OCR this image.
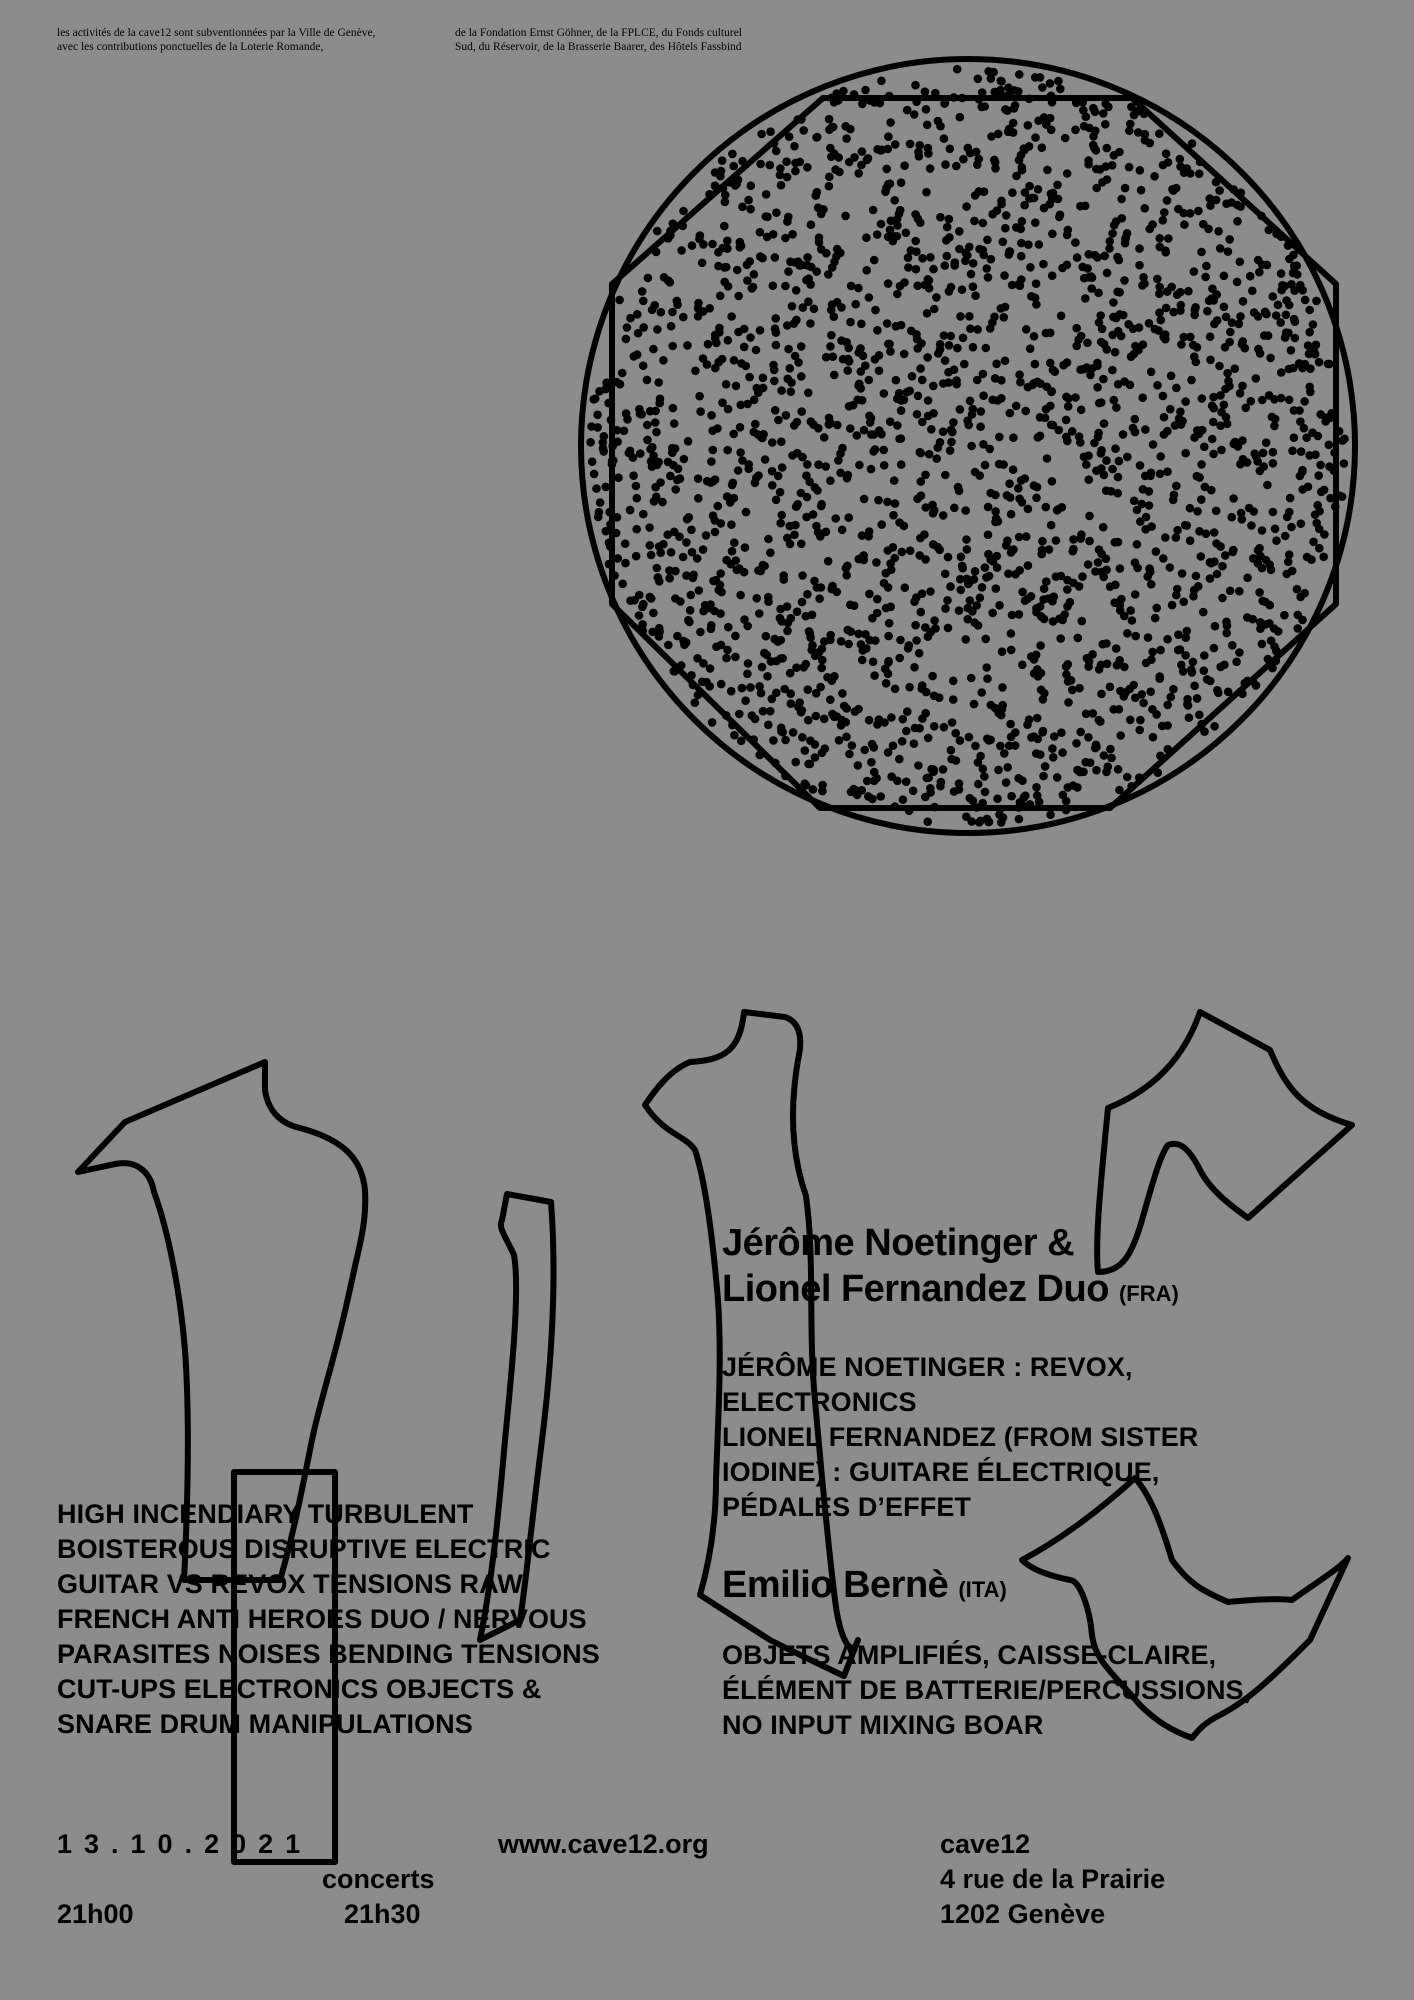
les activités de la cave12 sont subventionnées par la Ville de Genève,
avec les contributions ponctuelles de la Loterie Romande,
de la Fondation Ernst Göhner, de la FPLCE, du Fonds culturel
Sud, du Réservoir, de la Brasserie Baarer, des Hôtels Fassbind
Jérôme Noetinger &
Lionel Fernandez Duo (FRA)
JÉRÔME NOETINGER : REVOX,
ELECTRONICS
LIONEL FERNANDEZ (FROM SISTER
IODINE) : GUITARE ÉLECTRIQUE,
PÉDALES D’EFFET
Emilio Bernè (ITA)
OBJETS AMPLIFIÉS, CAISSE-CLAIRE,
ÉLÉMENT DE BATTERIE/PERCUSSIONS,
NO INPUT MIXING BOAR
HIGH INCENDIARY TURBULENT
BOISTEROUS DISRUPTIVE ELECTRIC
GUITAR VS REVOX TENSIONS RAW
FRENCH ANTI HEROES DUO / NERVOUS
PARASITES NOISES BENDING TENSIONS
CUT-UPS ELECTRONICS OBJECTS &
SNARE DRUM MANIPULATIONS
13.10.2021
concerts
21h00	21h30
www.cave12.org	cave12
4 rue de la Prairie
1202 Genève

* Problem description
From the material above, copy each line that includes the word "REVOX".

* Solution for this problem
JÉRÔME NOETINGER : REVOX,
GUITAR VS REVOX TENSIONS RAW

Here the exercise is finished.